Dataset items

....................

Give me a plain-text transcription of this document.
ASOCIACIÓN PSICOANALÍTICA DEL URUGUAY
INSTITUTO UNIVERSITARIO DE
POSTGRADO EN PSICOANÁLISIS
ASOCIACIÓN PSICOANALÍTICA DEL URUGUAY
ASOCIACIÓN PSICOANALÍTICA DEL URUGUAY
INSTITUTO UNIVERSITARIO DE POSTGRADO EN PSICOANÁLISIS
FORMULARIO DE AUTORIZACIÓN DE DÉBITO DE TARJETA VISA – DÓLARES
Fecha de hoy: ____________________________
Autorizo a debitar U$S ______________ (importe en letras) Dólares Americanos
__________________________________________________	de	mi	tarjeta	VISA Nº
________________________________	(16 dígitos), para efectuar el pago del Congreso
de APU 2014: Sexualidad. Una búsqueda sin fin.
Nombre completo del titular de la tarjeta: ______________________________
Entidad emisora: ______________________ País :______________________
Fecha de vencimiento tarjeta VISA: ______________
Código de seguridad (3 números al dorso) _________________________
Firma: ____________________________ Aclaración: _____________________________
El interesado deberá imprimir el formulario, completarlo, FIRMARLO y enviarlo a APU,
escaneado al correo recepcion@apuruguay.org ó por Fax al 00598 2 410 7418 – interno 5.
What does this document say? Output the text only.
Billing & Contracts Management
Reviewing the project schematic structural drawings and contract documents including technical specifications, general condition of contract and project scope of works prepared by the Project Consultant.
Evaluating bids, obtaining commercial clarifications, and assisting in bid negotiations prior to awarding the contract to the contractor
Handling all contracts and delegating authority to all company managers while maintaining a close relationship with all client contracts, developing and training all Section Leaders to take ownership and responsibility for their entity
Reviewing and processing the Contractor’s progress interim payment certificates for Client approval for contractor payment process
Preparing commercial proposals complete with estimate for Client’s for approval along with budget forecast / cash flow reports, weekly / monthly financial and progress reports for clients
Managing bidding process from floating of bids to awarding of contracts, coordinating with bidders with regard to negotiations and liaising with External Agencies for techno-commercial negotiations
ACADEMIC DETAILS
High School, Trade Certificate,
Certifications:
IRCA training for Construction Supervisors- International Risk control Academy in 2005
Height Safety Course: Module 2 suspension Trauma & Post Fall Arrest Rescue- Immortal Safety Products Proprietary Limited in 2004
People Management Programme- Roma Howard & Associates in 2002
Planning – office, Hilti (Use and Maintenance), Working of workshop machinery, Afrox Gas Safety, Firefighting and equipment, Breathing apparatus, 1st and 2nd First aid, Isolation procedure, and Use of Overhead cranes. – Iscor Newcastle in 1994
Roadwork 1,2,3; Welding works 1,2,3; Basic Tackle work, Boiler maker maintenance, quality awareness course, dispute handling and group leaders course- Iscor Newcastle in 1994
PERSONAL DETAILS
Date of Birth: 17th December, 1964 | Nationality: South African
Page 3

....................

## WHAT TO DO:
Please reproduce the entire listing, exactly as shown.

## ANSWER FOR THIS EXERCISE:
Give me a plain-text transcription of this document.
ASOCIACIÓN PSICOANALÍTICA DEL URUGUAY
INSTITUTO UNIVERSITARIO DE
POSTGRADO EN PSICOANÁLISIS
ASOCIACIÓN PSICOANALÍTICA DEL URUGUAY
ASOCIACIÓN PSICOANALÍTICA DEL URUGUAY
INSTITUTO UNIVERSITARIO DE POSTGRADO EN PSICOANÁLISIS
FORMULARIO DE AUTORIZACIÓN DE DÉBITO DE TARJETA VISA – DÓLARES
Fecha de hoy: ____________________________
Autorizo a debitar U$S ______________ (importe en letras) Dólares Americanos
__________________________________________________	de	mi	tarjeta	VISA Nº
________________________________	(16 dígitos), para efectuar el pago del Congreso
de APU 2014: Sexualidad. Una búsqueda sin fin.
Nombre completo del titular de la tarjeta: ______________________________
Entidad emisora: ______________________ País :______________________
Fecha de vencimiento tarjeta VISA: ______________
Código de seguridad (3 números al dorso) _________________________
Firma: ____________________________ Aclaración: _____________________________
El interesado deberá imprimir el formulario, completarlo, FIRMARLO y enviarlo a APU,
escaneado al correo recepcion@apuruguay.org ó por Fax al 00598 2 410 7418 – interno 5.
What does this document say? Output the text only.
Billing & Contracts Management
Reviewing the project schematic structural drawings and contract documents including technical specifications, general condition of contract and project scope of works prepared by the Project Consultant.
Evaluating bids, obtaining commercial clarifications, and assisting in bid negotiations prior to awarding the contract to the contractor
Handling all contracts and delegating authority to all company managers while maintaining a close relationship with all client contracts, developing and training all Section Leaders to take ownership and responsibility for their entity
Reviewing and processing the Contractor’s progress interim payment certificates for Client approval for contractor payment process
Preparing commercial proposals complete with estimate for Client’s for approval along with budget forecast / cash flow reports, weekly / monthly financial and progress reports for clients
Managing bidding process from floating of bids to awarding of contracts, coordinating with bidders with regard to negotiations and liaising with External Agencies for techno-commercial negotiations
ACADEMIC DETAILS
High School, Trade Certificate,
Certifications:
IRCA training for Construction Supervisors- International Risk control Academy in 2005
Height Safety Course: Module 2 suspension Trauma & Post Fall Arrest Rescue- Immortal Safety Products Proprietary Limited in 2004
People Management Programme- Roma Howard & Associates in 2002
Planning – office, Hilti (Use and Maintenance), Working of workshop machinery, Afrox Gas Safety, Firefighting and equipment, Breathing apparatus, 1st and 2nd First aid, Isolation procedure, and Use of Overhead cranes. – Iscor Newcastle in 1994
Roadwork 1,2,3; Welding works 1,2,3; Basic Tackle work, Boiler maker maintenance, quality awareness course, dispute handling and group leaders course- Iscor Newcastle in 1994
PERSONAL DETAILS
Date of Birth: 17th December, 1964 | Nationality: South African
Page 3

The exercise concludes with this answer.